----- Provided entries -----

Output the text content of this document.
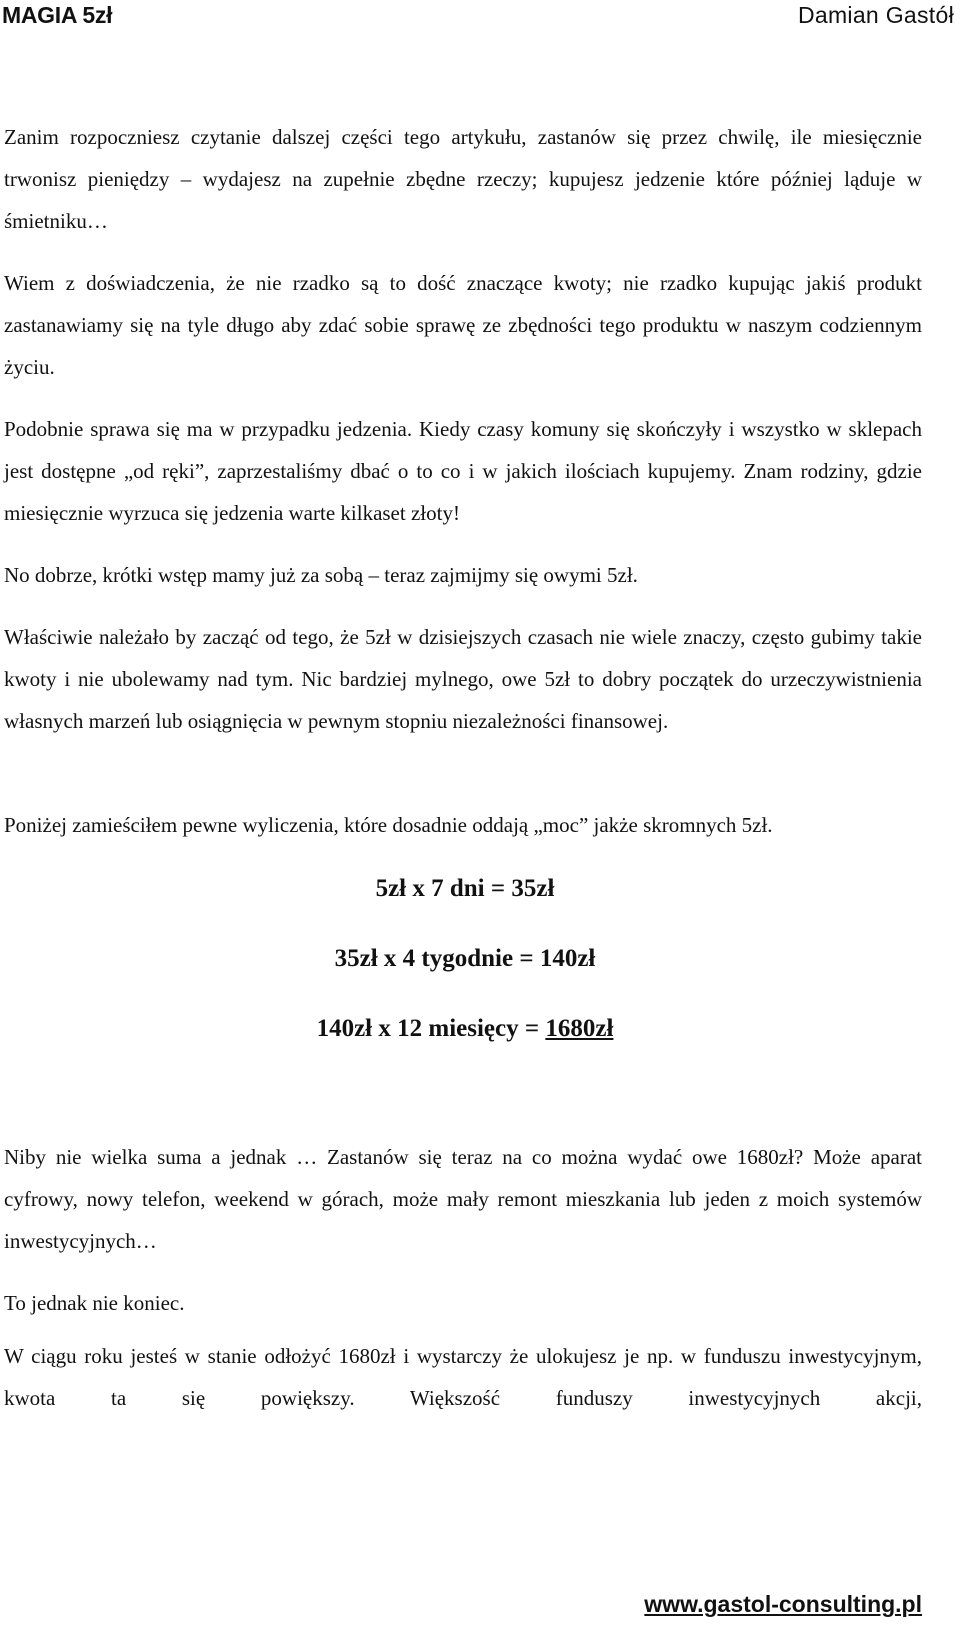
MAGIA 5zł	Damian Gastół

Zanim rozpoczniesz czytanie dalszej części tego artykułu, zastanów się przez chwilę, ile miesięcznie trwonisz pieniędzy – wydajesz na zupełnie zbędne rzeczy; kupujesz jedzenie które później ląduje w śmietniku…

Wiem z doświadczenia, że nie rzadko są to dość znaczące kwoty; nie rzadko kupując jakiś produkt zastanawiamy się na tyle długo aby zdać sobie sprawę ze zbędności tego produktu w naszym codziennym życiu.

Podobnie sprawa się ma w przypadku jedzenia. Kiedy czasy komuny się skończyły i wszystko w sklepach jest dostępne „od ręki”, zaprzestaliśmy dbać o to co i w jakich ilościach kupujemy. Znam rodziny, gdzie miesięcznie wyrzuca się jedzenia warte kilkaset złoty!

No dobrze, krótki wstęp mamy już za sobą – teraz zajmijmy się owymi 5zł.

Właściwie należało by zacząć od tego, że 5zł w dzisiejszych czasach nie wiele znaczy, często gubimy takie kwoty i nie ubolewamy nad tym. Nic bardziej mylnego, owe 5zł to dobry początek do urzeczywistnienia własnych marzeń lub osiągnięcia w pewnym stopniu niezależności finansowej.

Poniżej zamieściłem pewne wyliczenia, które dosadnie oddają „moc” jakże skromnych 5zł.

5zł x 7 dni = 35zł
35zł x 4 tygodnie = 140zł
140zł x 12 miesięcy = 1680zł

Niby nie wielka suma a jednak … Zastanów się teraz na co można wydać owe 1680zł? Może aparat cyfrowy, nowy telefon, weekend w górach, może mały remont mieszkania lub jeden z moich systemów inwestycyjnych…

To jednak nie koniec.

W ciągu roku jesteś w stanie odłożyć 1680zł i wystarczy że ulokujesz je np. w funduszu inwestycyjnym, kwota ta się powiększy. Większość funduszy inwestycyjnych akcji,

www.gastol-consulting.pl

-----
----- Provided entries -----

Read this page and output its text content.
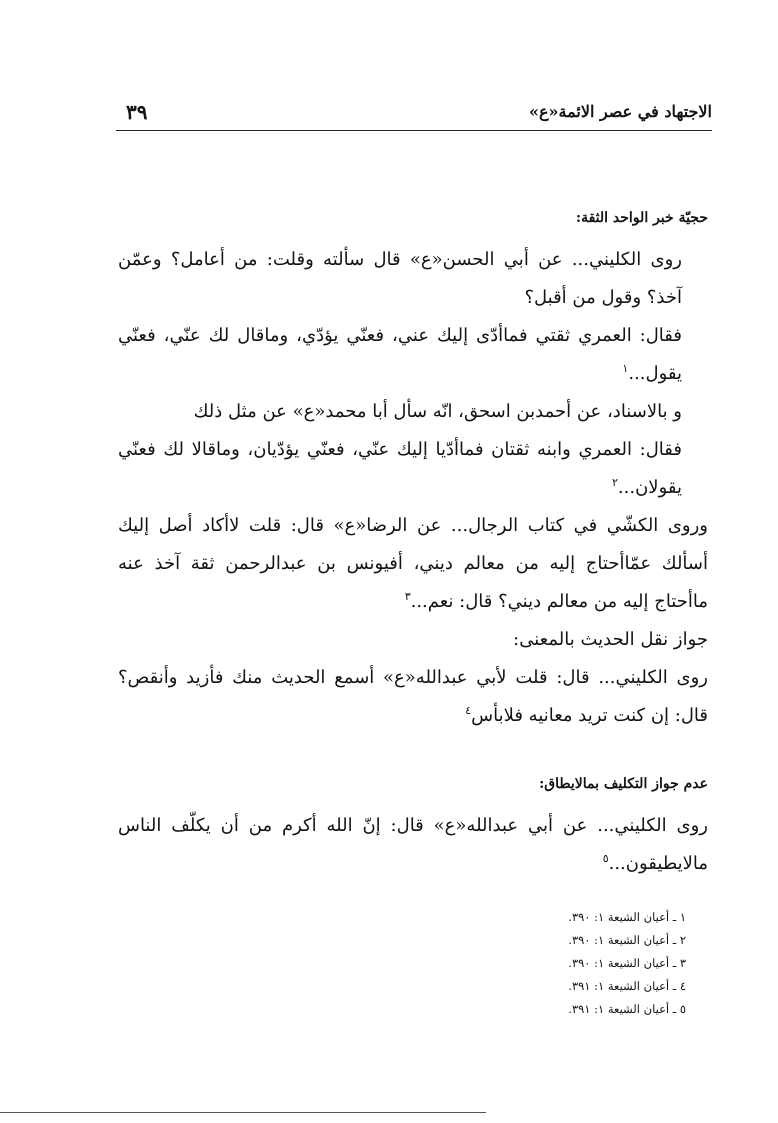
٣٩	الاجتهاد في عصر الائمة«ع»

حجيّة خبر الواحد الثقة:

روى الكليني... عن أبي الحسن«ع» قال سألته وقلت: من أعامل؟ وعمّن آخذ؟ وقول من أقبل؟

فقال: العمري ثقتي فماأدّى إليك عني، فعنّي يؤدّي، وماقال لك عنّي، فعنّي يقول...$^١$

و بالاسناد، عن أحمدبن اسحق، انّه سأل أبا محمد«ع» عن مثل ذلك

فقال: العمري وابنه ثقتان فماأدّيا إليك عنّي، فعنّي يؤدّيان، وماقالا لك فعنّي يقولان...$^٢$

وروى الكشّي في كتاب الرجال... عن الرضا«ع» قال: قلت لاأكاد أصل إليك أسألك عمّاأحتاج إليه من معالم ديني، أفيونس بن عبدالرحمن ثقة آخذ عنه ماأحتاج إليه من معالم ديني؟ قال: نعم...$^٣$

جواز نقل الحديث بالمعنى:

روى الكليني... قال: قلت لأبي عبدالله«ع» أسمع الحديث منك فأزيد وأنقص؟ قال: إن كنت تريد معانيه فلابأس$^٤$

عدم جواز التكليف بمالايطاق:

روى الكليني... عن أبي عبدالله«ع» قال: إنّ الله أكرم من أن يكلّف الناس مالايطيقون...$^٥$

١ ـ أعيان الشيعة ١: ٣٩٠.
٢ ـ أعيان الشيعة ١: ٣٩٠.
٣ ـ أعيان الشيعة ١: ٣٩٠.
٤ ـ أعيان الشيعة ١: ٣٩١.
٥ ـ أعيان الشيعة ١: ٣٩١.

-----
----- Provided entries -----

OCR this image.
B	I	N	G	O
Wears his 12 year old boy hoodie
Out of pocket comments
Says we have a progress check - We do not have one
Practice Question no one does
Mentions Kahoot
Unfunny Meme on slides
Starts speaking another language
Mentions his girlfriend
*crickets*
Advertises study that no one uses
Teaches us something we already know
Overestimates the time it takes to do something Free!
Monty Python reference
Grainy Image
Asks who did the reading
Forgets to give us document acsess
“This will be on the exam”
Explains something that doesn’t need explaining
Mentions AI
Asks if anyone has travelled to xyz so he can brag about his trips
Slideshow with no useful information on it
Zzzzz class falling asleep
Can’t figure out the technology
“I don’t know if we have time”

-----

Stated problem: Search the data for "teraz". Copy every matching line.

Solution:
No dobrze, krótki wstęp mamy już za sobą – teraz zajmijmy się owymi 5zł.
Niby nie wielka suma a jednak … Zastanów się teraz na co można wydać owe 1680zł? Może aparat cyfrowy, nowy telefon, weekend w górach, może mały remont mieszkania lub jeden z moich systemów inwestycyjnych…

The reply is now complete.